## [Given task]
Scan the records below. List lines holding "type".

## [Supplied information]
◆ ◆ ◆ ◆ ◆ ◆ ◆
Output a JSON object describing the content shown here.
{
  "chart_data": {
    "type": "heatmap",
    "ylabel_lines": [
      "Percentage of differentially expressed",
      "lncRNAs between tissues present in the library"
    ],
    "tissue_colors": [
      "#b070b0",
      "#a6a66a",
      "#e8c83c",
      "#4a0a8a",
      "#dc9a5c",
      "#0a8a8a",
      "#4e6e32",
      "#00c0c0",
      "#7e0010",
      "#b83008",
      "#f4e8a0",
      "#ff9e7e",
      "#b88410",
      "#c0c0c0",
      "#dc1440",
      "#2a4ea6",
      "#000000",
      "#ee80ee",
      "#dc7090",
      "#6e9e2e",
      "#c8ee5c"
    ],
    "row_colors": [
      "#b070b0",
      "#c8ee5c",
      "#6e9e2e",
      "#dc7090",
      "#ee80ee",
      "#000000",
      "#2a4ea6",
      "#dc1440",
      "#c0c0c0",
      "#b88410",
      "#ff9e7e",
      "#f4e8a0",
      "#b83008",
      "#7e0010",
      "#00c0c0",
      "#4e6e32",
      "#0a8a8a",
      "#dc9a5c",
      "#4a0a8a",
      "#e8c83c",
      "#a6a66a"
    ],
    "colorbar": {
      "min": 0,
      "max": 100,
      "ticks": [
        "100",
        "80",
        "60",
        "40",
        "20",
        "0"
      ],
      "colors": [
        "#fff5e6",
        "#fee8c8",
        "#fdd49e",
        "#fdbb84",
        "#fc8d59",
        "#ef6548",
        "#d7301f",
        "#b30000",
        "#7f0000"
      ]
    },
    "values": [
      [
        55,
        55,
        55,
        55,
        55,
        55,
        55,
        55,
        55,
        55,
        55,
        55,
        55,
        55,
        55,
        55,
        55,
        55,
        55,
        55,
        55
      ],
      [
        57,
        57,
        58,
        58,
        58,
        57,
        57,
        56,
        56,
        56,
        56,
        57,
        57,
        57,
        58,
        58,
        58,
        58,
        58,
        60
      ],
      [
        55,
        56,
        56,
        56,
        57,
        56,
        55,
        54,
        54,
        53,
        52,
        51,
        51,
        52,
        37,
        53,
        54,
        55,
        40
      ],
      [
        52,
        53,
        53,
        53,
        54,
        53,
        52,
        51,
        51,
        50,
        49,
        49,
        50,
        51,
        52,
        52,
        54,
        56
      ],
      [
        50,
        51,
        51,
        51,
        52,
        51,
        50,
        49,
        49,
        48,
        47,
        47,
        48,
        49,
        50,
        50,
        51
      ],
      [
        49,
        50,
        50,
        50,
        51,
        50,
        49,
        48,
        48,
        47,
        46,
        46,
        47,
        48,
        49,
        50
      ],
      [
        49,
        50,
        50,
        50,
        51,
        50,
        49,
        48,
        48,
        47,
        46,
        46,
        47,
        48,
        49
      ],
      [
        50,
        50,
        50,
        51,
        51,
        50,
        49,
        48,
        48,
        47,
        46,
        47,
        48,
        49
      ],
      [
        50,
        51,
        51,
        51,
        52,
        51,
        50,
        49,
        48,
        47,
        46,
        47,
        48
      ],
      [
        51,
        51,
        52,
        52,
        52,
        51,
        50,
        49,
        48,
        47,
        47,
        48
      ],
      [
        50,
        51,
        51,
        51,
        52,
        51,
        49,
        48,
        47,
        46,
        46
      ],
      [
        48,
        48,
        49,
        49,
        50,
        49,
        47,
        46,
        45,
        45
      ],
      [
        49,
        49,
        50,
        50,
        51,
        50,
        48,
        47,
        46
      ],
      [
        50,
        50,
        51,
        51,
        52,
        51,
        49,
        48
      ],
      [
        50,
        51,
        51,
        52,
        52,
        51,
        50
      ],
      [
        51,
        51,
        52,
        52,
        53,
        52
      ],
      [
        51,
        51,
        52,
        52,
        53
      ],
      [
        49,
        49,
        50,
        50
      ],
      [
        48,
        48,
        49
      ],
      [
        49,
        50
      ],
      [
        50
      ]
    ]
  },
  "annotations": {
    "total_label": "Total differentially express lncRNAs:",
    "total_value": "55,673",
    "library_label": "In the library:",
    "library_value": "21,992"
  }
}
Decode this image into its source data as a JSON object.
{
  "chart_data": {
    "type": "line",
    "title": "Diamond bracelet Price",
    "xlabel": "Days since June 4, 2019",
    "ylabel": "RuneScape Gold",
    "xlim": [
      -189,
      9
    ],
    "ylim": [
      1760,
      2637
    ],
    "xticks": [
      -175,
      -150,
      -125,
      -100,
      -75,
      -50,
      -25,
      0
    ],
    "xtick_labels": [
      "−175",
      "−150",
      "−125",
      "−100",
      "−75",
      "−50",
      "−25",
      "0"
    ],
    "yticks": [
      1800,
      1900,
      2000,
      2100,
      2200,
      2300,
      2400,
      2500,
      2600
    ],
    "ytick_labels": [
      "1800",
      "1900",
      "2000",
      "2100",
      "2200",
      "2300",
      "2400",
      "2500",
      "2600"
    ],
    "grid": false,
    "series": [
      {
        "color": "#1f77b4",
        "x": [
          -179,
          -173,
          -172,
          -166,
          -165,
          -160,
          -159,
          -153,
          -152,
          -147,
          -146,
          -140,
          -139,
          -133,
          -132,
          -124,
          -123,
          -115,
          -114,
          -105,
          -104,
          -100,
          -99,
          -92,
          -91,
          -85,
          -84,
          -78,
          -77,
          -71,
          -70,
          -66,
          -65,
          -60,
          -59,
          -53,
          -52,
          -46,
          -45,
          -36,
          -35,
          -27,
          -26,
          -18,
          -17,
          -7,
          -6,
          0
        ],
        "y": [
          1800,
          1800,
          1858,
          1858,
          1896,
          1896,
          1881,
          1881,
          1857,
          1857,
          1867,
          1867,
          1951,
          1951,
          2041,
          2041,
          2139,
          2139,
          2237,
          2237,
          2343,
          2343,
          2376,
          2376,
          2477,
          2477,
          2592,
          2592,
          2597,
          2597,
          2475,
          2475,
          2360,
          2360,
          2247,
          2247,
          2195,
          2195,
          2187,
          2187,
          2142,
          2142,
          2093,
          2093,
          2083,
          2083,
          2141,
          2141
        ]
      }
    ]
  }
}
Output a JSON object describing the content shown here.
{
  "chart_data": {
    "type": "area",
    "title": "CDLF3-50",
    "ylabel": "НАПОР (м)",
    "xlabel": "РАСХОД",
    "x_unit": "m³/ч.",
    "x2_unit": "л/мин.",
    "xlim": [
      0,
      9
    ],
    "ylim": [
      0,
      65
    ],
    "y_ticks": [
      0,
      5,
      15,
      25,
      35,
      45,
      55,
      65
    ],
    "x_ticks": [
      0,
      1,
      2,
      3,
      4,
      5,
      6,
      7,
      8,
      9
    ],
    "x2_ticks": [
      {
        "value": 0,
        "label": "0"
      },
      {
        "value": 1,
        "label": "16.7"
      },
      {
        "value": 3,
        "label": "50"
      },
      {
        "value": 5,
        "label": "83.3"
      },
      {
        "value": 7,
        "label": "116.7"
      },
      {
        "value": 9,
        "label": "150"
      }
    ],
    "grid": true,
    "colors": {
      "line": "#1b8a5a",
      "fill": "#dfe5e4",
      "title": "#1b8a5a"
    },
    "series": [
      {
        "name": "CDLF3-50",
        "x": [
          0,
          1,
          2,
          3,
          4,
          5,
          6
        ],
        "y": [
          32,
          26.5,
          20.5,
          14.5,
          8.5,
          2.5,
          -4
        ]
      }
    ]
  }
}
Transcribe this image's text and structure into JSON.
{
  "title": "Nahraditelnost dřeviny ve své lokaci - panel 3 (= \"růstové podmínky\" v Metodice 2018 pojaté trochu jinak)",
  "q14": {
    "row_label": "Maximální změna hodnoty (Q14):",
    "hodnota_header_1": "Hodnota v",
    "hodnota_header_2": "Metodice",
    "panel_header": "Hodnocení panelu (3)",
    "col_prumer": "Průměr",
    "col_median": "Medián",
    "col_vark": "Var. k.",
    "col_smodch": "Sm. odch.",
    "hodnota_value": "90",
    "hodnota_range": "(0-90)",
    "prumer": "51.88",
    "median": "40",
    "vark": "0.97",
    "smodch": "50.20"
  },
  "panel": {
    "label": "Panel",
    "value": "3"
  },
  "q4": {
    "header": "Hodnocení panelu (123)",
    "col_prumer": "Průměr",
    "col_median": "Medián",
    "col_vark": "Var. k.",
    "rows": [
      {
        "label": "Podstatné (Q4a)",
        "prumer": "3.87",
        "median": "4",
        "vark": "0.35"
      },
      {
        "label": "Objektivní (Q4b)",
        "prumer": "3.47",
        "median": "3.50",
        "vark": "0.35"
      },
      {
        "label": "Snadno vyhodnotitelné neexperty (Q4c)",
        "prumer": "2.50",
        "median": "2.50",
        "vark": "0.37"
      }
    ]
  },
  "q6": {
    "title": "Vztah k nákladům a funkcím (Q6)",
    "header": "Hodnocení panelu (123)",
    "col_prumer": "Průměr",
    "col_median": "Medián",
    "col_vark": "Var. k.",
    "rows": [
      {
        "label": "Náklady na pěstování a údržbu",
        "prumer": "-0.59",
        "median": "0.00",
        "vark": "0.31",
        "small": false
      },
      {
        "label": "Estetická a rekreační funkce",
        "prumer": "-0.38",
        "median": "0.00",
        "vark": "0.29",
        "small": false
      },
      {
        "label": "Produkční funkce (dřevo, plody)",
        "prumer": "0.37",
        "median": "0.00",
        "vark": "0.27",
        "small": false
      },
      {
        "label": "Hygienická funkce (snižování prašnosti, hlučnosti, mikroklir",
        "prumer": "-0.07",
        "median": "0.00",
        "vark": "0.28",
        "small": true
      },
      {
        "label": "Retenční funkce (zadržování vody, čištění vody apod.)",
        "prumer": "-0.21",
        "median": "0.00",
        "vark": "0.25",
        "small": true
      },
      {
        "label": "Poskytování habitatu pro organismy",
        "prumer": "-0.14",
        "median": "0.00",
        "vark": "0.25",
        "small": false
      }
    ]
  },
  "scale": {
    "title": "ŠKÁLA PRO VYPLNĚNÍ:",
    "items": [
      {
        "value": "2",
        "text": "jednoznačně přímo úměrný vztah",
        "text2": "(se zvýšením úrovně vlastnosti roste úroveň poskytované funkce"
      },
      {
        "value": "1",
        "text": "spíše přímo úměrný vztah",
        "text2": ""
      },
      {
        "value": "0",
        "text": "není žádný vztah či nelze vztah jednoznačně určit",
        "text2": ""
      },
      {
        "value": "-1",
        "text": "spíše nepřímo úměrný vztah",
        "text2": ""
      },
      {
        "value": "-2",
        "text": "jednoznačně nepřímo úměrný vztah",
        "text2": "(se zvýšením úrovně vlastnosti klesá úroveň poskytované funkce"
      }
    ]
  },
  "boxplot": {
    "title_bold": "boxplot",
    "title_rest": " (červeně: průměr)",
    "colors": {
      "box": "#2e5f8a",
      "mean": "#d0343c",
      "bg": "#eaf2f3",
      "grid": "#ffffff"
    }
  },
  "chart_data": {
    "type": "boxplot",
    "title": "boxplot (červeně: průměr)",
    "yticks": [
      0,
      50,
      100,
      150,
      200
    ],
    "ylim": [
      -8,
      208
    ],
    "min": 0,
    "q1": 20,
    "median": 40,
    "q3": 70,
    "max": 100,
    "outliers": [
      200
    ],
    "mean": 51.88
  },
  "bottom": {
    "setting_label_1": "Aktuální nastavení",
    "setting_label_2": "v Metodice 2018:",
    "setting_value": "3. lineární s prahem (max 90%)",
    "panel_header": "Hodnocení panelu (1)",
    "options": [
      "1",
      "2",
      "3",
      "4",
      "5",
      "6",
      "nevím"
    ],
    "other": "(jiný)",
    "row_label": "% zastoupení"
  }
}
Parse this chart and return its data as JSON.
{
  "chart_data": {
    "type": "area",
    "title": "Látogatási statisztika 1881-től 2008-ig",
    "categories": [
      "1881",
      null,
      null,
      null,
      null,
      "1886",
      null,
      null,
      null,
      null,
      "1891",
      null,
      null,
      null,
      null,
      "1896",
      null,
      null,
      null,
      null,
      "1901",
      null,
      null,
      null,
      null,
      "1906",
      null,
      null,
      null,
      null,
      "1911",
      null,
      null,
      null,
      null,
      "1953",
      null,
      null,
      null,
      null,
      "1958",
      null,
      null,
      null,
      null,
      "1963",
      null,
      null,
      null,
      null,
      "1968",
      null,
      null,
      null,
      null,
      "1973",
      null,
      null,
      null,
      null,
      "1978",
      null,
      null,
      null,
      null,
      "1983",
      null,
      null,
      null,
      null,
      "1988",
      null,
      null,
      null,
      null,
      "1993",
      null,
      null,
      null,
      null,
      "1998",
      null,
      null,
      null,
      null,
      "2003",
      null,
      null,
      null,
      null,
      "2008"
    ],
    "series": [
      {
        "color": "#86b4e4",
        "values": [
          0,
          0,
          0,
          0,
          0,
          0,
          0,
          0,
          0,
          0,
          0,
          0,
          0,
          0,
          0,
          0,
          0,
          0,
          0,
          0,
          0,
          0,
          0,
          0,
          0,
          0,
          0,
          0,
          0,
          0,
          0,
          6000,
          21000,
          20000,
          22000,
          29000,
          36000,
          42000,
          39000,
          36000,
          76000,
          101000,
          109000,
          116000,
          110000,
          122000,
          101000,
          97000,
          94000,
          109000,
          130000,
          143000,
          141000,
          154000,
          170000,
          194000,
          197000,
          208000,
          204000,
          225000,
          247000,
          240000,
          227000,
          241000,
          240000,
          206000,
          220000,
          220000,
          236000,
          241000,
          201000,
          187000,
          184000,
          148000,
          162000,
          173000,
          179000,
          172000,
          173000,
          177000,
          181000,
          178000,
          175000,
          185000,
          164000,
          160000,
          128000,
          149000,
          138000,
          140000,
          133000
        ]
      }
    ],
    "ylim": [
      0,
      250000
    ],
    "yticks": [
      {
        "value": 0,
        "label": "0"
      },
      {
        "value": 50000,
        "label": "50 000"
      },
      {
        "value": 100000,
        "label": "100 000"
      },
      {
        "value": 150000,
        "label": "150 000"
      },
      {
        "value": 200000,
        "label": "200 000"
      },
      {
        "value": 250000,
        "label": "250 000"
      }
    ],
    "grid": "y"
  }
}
◆ ◆ ◆ ◆ ◆ ◆ ◆
## [Solution to the problem]
    "type": "heatmap",
    "type": "line",
    "type": "area",
    "type": "boxplot",
    "type": "area",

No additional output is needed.